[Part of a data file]
..............................

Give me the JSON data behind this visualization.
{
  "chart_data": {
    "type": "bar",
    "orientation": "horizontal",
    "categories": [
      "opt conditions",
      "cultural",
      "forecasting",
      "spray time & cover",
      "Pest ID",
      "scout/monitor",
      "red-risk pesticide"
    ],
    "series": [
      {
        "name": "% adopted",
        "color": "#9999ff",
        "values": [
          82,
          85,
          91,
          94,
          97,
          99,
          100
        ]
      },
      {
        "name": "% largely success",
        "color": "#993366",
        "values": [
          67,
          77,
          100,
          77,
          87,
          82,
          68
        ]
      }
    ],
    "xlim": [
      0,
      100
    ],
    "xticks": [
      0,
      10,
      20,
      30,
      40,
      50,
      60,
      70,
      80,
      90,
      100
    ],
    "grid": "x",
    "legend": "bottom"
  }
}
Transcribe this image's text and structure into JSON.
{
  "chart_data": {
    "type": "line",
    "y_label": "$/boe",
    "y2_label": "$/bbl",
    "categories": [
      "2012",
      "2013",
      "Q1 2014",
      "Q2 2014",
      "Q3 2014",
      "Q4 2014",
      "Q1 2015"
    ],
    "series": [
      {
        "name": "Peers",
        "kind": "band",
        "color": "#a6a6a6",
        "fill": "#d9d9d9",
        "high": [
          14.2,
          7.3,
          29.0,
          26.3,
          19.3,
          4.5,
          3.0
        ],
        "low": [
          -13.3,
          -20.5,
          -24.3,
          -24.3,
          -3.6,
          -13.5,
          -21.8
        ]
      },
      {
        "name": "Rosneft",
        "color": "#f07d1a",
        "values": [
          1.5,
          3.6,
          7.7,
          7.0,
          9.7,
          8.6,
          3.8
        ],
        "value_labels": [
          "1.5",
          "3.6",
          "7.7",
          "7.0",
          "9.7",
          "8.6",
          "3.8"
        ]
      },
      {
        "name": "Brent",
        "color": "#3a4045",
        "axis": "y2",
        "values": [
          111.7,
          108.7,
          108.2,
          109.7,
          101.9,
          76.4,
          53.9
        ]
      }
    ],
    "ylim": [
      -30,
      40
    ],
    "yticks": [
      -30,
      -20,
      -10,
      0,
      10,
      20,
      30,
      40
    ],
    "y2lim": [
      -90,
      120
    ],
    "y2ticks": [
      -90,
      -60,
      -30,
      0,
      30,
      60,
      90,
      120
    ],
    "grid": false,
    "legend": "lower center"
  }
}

..............................

Restate word for word the lines from the one holding "Transcribe this image's" to the end of the listing, both ends included, and nothing more.

Transcribe this image's text and structure into JSON.
{
  "chart_data": {
    "type": "line",
    "y_label": "$/boe",
    "y2_label": "$/bbl",
    "categories": [
      "2012",
      "2013",
      "Q1 2014",
      "Q2 2014",
      "Q3 2014",
      "Q4 2014",
      "Q1 2015"
    ],
    "series": [
      {
        "name": "Peers",
        "kind": "band",
        "color": "#a6a6a6",
        "fill": "#d9d9d9",
        "high": [
          14.2,
          7.3,
          29.0,
          26.3,
          19.3,
          4.5,
          3.0
        ],
        "low": [
          -13.3,
          -20.5,
          -24.3,
          -24.3,
          -3.6,
          -13.5,
          -21.8
        ]
      },
      {
        "name": "Rosneft",
        "color": "#f07d1a",
        "values": [
          1.5,
          3.6,
          7.7,
          7.0,
          9.7,
          8.6,
          3.8
        ],
        "value_labels": [
          "1.5",
          "3.6",
          "7.7",
          "7.0",
          "9.7",
          "8.6",
          "3.8"
        ]
      },
      {
        "name": "Brent",
        "color": "#3a4045",
        "axis": "y2",
        "values": [
          111.7,
          108.7,
          108.2,
          109.7,
          101.9,
          76.4,
          53.9
        ]
      }
    ],
    "ylim": [
      -30,
      40
    ],
    "yticks": [
      -30,
      -20,
      -10,
      0,
      10,
      20,
      30,
      40
    ],
    "y2lim": [
      -90,
      120
    ],
    "y2ticks": [
      -90,
      -60,
      -30,
      0,
      30,
      60,
      90,
      120
    ],
    "grid": false,
    "legend": "lower center"
  }
}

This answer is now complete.